--- SUPPLIED MATERIAL ---

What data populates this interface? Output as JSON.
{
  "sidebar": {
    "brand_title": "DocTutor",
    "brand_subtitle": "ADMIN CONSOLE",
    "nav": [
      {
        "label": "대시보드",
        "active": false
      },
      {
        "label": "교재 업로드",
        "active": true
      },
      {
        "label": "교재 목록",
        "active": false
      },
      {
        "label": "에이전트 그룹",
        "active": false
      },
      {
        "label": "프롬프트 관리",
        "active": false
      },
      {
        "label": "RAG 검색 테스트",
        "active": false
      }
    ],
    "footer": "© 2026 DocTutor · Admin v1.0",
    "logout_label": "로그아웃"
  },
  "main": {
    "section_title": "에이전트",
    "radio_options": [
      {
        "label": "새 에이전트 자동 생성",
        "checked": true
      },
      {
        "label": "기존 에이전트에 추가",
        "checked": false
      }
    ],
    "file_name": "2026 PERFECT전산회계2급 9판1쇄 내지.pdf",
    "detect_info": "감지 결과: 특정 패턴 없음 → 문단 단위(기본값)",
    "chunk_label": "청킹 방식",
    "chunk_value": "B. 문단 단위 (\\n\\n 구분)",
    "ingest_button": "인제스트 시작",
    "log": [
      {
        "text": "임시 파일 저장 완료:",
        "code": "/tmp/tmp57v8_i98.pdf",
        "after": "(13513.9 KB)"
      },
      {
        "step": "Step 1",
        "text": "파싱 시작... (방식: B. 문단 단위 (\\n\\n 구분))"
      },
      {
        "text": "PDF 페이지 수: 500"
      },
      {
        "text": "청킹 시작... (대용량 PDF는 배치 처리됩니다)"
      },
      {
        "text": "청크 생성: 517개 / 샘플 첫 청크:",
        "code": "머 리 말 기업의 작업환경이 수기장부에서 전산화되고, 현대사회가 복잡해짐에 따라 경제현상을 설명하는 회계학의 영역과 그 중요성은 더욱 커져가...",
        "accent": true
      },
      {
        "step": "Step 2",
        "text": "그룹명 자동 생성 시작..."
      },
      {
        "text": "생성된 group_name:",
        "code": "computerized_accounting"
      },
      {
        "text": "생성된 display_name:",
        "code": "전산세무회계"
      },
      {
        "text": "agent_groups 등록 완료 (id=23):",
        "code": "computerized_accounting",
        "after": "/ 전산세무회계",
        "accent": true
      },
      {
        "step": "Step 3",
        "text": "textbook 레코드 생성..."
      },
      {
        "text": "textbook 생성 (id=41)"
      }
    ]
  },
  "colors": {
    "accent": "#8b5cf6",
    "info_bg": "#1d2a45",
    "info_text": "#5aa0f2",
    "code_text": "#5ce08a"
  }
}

---

WHAT YOU WILL DO:
Going through the data, tally the lines containing "DocTutor" and report only the result.

TASK RESPONSE:
2